## start

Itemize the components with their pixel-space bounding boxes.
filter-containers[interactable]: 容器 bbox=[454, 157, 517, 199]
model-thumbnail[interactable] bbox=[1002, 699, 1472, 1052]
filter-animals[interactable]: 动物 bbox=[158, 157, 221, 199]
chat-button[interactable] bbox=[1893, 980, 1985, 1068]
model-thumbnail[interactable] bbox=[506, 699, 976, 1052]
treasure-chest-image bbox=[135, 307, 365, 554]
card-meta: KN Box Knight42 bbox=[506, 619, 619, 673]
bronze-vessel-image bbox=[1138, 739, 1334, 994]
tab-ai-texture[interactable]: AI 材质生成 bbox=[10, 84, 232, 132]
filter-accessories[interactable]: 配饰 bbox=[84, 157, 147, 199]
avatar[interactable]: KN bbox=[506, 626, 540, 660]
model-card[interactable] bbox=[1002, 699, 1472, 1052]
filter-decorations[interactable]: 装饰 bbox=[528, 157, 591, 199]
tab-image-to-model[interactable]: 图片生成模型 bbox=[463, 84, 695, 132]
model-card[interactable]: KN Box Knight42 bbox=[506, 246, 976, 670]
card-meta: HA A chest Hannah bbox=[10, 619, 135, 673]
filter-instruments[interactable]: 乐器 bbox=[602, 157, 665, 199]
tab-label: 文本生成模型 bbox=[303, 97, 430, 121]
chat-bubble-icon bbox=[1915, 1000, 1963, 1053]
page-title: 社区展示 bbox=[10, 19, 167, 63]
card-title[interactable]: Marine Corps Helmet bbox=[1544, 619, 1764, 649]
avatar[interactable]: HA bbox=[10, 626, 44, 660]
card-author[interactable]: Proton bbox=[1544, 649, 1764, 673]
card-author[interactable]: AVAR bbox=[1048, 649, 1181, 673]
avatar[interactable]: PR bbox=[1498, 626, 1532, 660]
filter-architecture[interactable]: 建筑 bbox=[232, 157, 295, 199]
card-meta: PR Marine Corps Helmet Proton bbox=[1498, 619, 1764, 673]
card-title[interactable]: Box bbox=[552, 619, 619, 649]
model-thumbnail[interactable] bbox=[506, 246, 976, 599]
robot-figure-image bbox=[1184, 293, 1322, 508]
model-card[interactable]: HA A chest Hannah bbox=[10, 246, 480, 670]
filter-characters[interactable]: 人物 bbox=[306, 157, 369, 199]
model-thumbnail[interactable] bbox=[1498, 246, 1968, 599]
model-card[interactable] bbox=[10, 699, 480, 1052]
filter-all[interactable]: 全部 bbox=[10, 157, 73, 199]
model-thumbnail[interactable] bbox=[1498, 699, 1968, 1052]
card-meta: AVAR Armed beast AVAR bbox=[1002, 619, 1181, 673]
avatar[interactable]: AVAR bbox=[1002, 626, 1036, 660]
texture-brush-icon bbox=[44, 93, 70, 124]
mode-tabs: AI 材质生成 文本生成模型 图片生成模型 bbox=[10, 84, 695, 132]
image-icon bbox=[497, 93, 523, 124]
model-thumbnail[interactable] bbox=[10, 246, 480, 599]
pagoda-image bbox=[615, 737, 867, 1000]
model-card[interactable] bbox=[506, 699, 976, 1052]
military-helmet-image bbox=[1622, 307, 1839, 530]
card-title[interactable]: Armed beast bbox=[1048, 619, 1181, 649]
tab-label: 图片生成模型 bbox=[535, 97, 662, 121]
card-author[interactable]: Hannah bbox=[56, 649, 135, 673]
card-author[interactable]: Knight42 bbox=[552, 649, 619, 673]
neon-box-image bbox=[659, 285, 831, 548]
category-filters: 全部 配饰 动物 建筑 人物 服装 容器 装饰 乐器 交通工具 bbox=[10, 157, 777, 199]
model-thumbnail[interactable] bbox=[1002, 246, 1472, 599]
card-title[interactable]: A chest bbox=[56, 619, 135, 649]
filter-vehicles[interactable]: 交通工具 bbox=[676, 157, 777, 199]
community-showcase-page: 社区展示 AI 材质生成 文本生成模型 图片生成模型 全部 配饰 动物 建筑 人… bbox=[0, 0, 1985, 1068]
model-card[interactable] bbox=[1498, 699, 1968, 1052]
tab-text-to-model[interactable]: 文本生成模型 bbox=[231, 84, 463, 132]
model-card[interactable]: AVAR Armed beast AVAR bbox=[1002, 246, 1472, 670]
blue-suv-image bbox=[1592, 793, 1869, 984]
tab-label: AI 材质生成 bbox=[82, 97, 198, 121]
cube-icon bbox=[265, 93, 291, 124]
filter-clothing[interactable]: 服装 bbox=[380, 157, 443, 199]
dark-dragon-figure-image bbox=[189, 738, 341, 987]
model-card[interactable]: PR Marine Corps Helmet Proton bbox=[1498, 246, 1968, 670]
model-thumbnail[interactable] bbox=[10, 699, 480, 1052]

## end

What is asked
Put the lines of the listing above into a numbered list, skipping any blank lines.

Answer in full
1. Itemize the components with their pixel-space bounding boxes.
2. filter-containers[interactable]: 容器 bbox=[454, 157, 517, 199]
3. model-thumbnail[interactable] bbox=[1002, 699, 1472, 1052]
4. filter-animals[interactable]: 动物 bbox=[158, 157, 221, 199]
5. chat-button[interactable] bbox=[1893, 980, 1985, 1068]
6. model-thumbnail[interactable] bbox=[506, 699, 976, 1052]
7. treasure-chest-image bbox=[135, 307, 365, 554]
8. card-meta: KN Box Knight42 bbox=[506, 619, 619, 673]
9. bronze-vessel-image bbox=[1138, 739, 1334, 994]
10. tab-ai-texture[interactable]: AI 材质生成 bbox=[10, 84, 232, 132]
11. filter-accessories[interactable]: 配饰 bbox=[84, 157, 147, 199]
12. avatar[interactable]: KN bbox=[506, 626, 540, 660]
13. model-card[interactable] bbox=[1002, 699, 1472, 1052]
14. filter-decorations[interactable]: 装饰 bbox=[528, 157, 591, 199]
15. tab-image-to-model[interactable]: 图片生成模型 bbox=[463, 84, 695, 132]
16. model-card[interactable]: KN Box Knight42 bbox=[506, 246, 976, 670]
17. card-meta: HA A chest Hannah bbox=[10, 619, 135, 673]
18. filter-instruments[interactable]: 乐器 bbox=[602, 157, 665, 199]
19. tab-label: 文本生成模型 bbox=[303, 97, 430, 121]
20. chat-bubble-icon bbox=[1915, 1000, 1963, 1053]
21. page-title: 社区展示 bbox=[10, 19, 167, 63]
22. card-title[interactable]: Marine Corps Helmet bbox=[1544, 619, 1764, 649]
23. avatar[interactable]: HA bbox=[10, 626, 44, 660]
24. card-author[interactable]: Proton bbox=[1544, 649, 1764, 673]
25. card-author[interactable]: AVAR bbox=[1048, 649, 1181, 673]
26. avatar[interactable]: PR bbox=[1498, 626, 1532, 660]
27. filter-architecture[interactable]: 建筑 bbox=[232, 157, 295, 199]
28. card-meta: PR Marine Corps Helmet Proton bbox=[1498, 619, 1764, 673]
29. card-title[interactable]: Box bbox=[552, 619, 619, 649]
30. model-thumbnail[interactable] bbox=[506, 246, 976, 599]
31. robot-figure-image bbox=[1184, 293, 1322, 508]
32. model-card[interactable]: HA A chest Hannah bbox=[10, 246, 480, 670]
33. filter-characters[interactable]: 人物 bbox=[306, 157, 369, 199]
34. model-thumbnail[interactable] bbox=[1498, 246, 1968, 599]
35. model-card[interactable] bbox=[10, 699, 480, 1052]
36. filter-all[interactable]: 全部 bbox=[10, 157, 73, 199]
37. model-thumbnail[interactable] bbox=[1498, 699, 1968, 1052]
38. card-meta: AVAR Armed beast AVAR bbox=[1002, 619, 1181, 673]
39. avatar[interactable]: AVAR bbox=[1002, 626, 1036, 660]
40. texture-brush-icon bbox=[44, 93, 70, 124]
41. mode-tabs: AI 材质生成 文本生成模型 图片生成模型 bbox=[10, 84, 695, 132]
42. image-icon bbox=[497, 93, 523, 124]
43. model-thumbnail[interactable] bbox=[10, 246, 480, 599]
44. pagoda-image bbox=[615, 737, 867, 1000]
45. model-card[interactable] bbox=[506, 699, 976, 1052]
46. military-helmet-image bbox=[1622, 307, 1839, 530]
47. card-title[interactable]: Armed beast bbox=[1048, 619, 1181, 649]
48. tab-label: 图片生成模型 bbox=[535, 97, 662, 121]
49. card-author[interactable]: Hannah bbox=[56, 649, 135, 673]
50. card-author[interactable]: Knight42 bbox=[552, 649, 619, 673]
51. neon-box-image bbox=[659, 285, 831, 548]
52. category-filters: 全部 配饰 动物 建筑 人物 服装 容器 装饰 乐器 交通工具 bbox=[10, 157, 777, 199]
53. model-thumbnail[interactable] bbox=[1002, 246, 1472, 599]
54. card-title[interactable]: A chest bbox=[56, 619, 135, 649]
55. filter-vehicles[interactable]: 交通工具 bbox=[676, 157, 777, 199]
56. community-showcase-page: 社区展示 AI 材质生成 文本生成模型 图片生成模型 全部 配饰 动物 建筑 人… bbox=[0, 0, 1985, 1068]
57. model-card[interactable] bbox=[1498, 699, 1968, 1052]
58. tab-text-to-model[interactable]: 文本生成模型 bbox=[231, 84, 463, 132]
59. model-card[interactable]: AVAR Armed beast AVAR bbox=[1002, 246, 1472, 670]
60. blue-suv-image bbox=[1592, 793, 1869, 984]
61. tab-label: AI 材质生成 bbox=[82, 97, 198, 121]
62. cube-icon bbox=[265, 93, 291, 124]
63. filter-clothing[interactable]: 服装 bbox=[380, 157, 443, 199]
64. dark-dragon-figure-image bbox=[189, 738, 341, 987]
65. model-card[interactable]: PR Marine Corps Helmet Proton bbox=[1498, 246, 1968, 670]
66. model-thumbnail[interactable] bbox=[10, 699, 480, 1052]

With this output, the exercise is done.